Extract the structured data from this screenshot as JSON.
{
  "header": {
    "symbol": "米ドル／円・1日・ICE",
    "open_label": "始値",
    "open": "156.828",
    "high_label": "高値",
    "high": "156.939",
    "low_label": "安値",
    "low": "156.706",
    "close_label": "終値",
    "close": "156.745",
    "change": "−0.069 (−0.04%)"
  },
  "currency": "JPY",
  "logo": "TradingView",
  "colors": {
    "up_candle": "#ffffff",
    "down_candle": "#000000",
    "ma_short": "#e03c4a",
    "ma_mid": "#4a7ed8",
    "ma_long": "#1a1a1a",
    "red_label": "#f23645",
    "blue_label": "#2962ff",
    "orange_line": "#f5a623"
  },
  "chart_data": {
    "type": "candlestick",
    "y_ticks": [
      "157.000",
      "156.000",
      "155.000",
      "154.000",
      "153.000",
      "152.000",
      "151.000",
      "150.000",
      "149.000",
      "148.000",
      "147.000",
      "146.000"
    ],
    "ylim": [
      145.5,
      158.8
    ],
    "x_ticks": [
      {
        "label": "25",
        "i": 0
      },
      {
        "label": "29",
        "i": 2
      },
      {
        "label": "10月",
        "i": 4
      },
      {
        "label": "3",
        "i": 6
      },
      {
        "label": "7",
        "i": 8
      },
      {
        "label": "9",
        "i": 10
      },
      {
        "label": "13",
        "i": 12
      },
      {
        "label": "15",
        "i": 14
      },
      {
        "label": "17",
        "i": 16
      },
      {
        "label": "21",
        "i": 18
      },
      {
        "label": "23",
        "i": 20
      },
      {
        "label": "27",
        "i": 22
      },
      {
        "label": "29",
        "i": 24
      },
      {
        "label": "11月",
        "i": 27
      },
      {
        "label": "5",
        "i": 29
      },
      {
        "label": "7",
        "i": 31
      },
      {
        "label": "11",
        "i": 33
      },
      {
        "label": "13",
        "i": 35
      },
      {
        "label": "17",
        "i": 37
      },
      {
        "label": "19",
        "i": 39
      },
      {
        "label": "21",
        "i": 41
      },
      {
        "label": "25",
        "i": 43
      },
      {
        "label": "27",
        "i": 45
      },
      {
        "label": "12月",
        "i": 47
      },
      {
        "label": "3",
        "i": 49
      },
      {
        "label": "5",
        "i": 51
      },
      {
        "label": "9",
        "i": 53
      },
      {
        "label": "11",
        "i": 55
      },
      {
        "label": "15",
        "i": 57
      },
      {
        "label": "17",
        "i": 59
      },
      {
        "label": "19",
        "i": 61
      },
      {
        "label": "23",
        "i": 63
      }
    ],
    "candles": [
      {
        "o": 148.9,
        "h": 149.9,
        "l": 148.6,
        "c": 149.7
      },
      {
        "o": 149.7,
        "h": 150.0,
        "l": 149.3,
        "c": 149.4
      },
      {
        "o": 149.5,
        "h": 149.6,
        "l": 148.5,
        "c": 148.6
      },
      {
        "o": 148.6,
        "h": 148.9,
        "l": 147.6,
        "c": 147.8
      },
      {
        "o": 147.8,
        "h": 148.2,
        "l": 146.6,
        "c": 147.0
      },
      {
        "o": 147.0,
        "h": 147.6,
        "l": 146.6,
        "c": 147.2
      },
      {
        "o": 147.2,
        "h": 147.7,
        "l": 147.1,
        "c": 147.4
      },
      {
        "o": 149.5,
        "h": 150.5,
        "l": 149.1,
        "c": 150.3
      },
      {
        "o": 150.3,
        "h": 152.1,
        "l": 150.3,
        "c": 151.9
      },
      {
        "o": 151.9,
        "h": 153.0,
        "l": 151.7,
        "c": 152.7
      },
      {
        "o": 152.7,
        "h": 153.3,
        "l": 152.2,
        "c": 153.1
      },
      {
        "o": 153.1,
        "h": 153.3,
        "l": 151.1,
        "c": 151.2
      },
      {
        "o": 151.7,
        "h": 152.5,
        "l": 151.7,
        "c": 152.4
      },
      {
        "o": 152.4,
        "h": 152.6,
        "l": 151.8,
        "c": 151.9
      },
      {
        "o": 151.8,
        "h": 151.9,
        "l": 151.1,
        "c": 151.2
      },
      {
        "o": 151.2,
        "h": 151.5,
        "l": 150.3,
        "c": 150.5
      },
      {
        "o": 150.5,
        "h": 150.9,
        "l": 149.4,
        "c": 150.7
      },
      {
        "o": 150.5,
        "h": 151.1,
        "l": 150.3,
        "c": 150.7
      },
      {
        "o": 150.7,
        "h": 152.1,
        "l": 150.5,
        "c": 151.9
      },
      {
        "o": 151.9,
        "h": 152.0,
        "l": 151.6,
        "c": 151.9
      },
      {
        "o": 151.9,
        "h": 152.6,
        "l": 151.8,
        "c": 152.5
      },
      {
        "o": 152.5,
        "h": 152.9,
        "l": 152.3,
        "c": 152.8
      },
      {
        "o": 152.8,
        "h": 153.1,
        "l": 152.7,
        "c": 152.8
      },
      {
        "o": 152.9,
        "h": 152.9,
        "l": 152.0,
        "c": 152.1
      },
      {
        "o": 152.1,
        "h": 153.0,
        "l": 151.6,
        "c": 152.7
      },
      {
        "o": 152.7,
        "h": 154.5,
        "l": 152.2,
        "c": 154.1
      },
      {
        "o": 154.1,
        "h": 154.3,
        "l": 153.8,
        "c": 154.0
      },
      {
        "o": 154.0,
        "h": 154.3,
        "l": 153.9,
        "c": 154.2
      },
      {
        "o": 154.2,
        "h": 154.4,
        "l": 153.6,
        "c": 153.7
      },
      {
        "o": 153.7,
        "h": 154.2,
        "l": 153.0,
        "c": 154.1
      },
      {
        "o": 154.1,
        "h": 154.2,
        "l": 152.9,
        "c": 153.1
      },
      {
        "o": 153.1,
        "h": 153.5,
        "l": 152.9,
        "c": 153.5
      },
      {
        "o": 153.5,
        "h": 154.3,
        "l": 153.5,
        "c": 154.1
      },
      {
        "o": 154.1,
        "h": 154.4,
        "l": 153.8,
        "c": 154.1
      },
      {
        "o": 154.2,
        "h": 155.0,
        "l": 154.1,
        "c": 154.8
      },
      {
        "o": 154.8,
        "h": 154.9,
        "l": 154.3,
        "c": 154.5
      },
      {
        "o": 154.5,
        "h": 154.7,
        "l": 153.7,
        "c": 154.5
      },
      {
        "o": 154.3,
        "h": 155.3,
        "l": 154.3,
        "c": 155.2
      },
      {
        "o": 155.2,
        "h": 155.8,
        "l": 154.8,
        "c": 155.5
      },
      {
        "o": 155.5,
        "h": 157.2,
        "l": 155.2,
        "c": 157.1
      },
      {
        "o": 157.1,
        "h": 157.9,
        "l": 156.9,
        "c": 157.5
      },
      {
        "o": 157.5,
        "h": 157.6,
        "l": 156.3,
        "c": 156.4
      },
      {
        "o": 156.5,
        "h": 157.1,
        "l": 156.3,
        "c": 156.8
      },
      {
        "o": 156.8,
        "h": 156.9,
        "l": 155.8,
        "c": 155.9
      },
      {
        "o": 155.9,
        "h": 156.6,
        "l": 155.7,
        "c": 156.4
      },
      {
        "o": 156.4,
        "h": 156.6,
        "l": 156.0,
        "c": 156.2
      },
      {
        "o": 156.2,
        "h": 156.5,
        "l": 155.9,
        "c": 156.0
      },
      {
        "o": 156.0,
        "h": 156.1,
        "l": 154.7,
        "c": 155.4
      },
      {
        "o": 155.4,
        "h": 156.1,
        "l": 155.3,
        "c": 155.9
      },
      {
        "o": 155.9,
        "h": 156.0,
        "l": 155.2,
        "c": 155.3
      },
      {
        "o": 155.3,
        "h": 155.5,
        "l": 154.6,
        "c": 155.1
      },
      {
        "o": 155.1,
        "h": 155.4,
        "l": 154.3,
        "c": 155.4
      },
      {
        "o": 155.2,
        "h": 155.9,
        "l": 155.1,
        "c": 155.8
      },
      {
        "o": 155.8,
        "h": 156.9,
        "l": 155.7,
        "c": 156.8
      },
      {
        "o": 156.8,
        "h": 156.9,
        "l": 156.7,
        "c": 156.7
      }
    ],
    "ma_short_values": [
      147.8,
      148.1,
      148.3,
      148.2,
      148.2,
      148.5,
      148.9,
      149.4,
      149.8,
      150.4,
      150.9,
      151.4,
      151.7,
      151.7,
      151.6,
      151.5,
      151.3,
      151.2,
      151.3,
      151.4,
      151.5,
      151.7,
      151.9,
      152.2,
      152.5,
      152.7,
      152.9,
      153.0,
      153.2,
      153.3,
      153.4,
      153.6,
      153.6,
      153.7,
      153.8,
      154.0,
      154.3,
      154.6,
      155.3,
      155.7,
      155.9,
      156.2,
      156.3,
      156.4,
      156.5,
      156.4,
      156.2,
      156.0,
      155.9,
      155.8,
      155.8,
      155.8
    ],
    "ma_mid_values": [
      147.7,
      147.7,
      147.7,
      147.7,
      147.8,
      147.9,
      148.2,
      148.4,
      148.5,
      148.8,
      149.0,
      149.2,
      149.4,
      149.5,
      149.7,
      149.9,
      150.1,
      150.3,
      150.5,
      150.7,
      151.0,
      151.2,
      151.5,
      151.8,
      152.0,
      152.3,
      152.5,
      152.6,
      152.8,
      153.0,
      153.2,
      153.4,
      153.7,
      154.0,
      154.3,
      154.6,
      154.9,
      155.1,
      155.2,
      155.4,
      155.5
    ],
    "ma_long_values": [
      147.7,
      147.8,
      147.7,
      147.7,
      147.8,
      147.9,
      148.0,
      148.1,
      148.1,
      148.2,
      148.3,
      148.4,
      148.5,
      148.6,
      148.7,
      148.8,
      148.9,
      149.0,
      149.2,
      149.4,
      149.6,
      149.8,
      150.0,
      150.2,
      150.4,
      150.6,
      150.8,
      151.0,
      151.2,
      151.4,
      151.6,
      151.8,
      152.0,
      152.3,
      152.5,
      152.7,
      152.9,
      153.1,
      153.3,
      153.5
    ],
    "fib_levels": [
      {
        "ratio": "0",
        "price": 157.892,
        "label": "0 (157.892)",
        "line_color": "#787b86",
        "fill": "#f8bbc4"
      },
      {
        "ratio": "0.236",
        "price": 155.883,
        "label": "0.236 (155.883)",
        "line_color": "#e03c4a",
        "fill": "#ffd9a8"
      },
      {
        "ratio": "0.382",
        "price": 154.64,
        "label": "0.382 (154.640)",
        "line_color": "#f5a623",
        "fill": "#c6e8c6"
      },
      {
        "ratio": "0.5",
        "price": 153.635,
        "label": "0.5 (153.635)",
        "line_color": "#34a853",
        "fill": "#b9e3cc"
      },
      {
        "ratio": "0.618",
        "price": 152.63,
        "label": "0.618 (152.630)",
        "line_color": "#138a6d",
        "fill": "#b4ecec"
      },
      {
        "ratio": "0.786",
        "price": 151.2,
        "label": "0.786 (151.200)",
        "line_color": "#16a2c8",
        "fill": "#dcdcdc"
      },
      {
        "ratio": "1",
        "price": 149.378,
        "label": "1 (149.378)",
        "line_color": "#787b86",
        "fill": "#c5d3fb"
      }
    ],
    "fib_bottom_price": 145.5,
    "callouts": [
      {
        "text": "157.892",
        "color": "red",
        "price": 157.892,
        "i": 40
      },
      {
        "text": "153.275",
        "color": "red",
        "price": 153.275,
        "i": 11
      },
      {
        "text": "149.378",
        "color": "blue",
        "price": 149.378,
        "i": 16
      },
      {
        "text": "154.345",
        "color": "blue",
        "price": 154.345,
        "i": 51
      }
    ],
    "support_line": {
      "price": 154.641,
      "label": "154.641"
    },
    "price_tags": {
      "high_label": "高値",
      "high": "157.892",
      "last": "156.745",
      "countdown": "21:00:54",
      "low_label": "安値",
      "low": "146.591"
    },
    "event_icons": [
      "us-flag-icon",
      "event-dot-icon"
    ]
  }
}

★ ★ ★ ★ ★ ★ ★

■ Exercise:
Select from the material above each line in which the string "text" appears, and list those lines.

■ Output below:
        "text": "157.892",
        "text": "153.275",
        "text": "149.378",
        "text": "154.345",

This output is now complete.